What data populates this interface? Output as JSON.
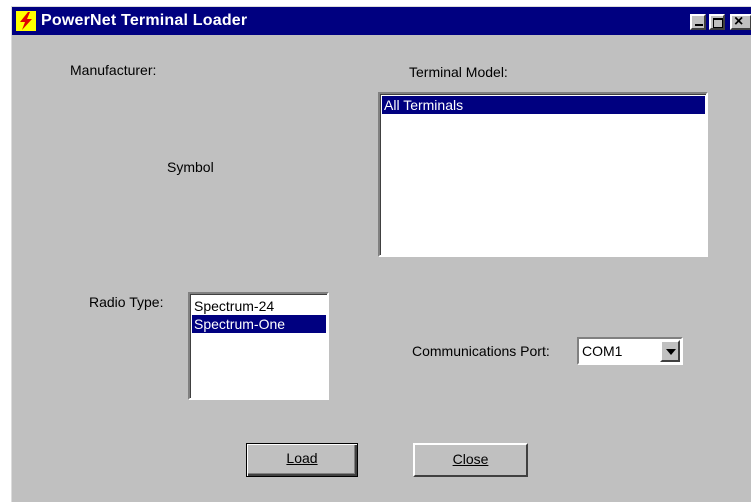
{
  "window": {
    "title": "PowerNet Terminal Loader",
    "icon": "lightning-app-icon",
    "controls": [
      "minimize-icon",
      "maximize-icon",
      "close-icon"
    ]
  },
  "manufacturer": {
    "label": "Manufacturer:",
    "value": "Symbol"
  },
  "terminal_model": {
    "label": "Terminal Model:",
    "items": [
      "All Terminals"
    ],
    "selected_index": 0
  },
  "radio_type": {
    "label": "Radio Type:",
    "items": [
      "Spectrum-24",
      "Spectrum-One"
    ],
    "selected_index": 1
  },
  "comm_port": {
    "label": "Communications Port:",
    "value": "COM1"
  },
  "buttons": {
    "load": "Load",
    "close": "Close"
  },
  "colors": {
    "titlebar": "#000080",
    "face": "#c0c0c0",
    "selection": "#000080"
  }
}
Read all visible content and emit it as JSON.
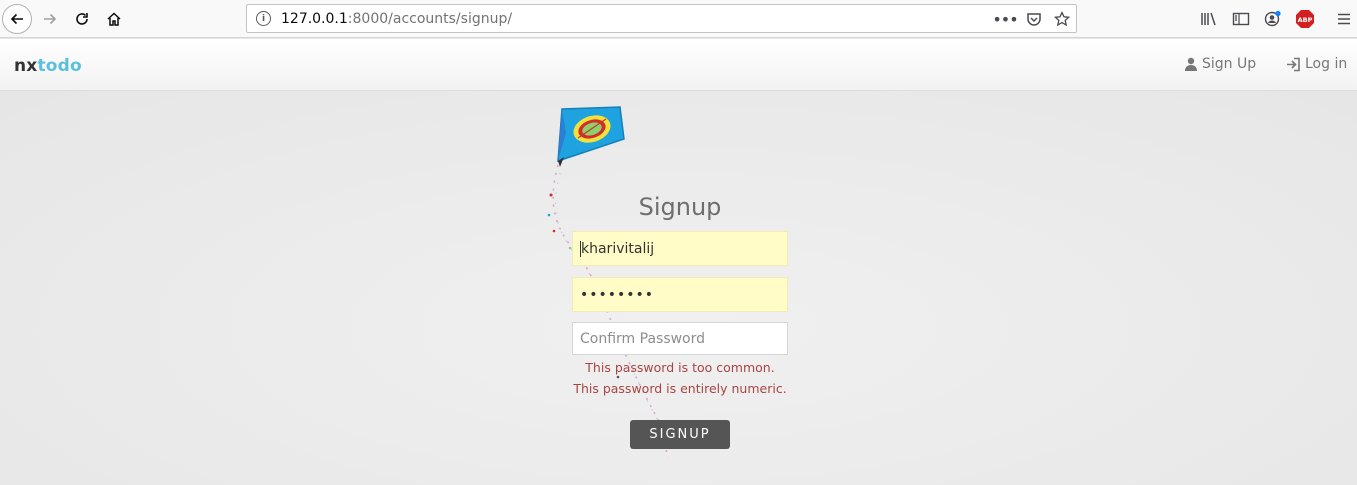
{
  "browser": {
    "url_host": "127.0.0.1",
    "url_rest": ":8000/accounts/signup/",
    "abp_label": "ABP"
  },
  "navbar": {
    "brand_a": "nx",
    "brand_b": "todo",
    "signup_label": "Sign Up",
    "login_label": "Log in"
  },
  "form": {
    "title": "Signup",
    "username_value": "kharivitalij",
    "password_value": "••••••••",
    "confirm_placeholder": "Confirm Password",
    "errors": [
      "This password is too common.",
      "This password is entirely numeric."
    ],
    "submit_label": "SIGNUP"
  },
  "colors": {
    "brand_accent": "#5bc0de",
    "error": "#a94442",
    "autofill_bg": "#fffcc8",
    "button_bg": "#555555"
  }
}
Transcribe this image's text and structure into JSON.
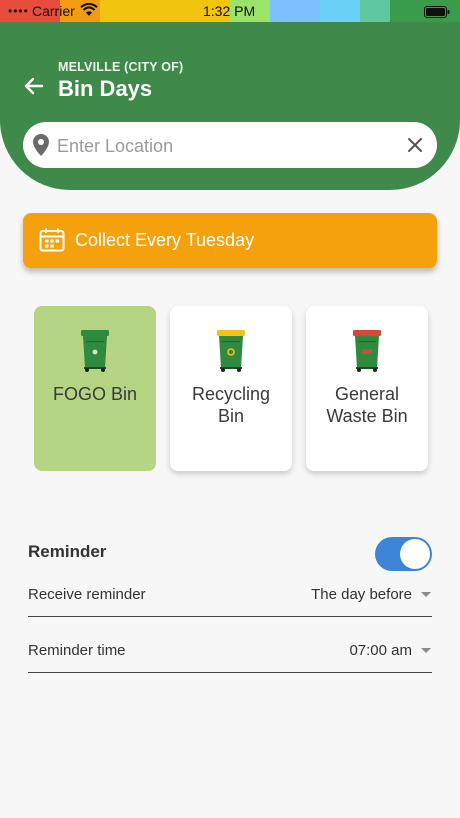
§ §
Set problem: All the records above need to be given again word for word. Skip the pictures.

Exercise result:
What data populates this interface? Output as JSON.
{
  "window": {
    "title": "PowerNet Terminal Loader",
    "icon": "lightning-app-icon",
    "controls": [
      "minimize-icon",
      "maximize-icon",
      "close-icon"
    ]
  },
  "manufacturer": {
    "label": "Manufacturer:",
    "value": "Symbol"
  },
  "terminal_model": {
    "label": "Terminal Model:",
    "items": [
      "All Terminals"
    ],
    "selected_index": 0
  },
  "radio_type": {
    "label": "Radio Type:",
    "items": [
      "Spectrum-24",
      "Spectrum-One"
    ],
    "selected_index": 1
  },
  "comm_port": {
    "label": "Communications Port:",
    "value": "COM1"
  },
  "buttons": {
    "load": "Load",
    "close": "Close"
  },
  "colors": {
    "titlebar": "#000080",
    "face": "#c0c0c0",
    "selection": "#000080"
  }
}
Read all visible content and emit it as JSON.
{
  "browser": {
    "url_host": "127.0.0.1",
    "url_rest": ":8000/accounts/signup/",
    "abp_label": "ABP"
  },
  "navbar": {
    "brand_a": "nx",
    "brand_b": "todo",
    "signup_label": "Sign Up",
    "login_label": "Log in"
  },
  "form": {
    "title": "Signup",
    "username_value": "kharivitalij",
    "password_value": "••••••••",
    "confirm_placeholder": "Confirm Password",
    "errors": [
      "This password is too common.",
      "This password is entirely numeric."
    ],
    "submit_label": "SIGNUP"
  },
  "colors": {
    "brand_accent": "#5bc0de",
    "error": "#a94442",
    "autofill_bg": "#fffcc8",
    "button_bg": "#555555"
  }
}
Transcribe this image's text and structure into JSON.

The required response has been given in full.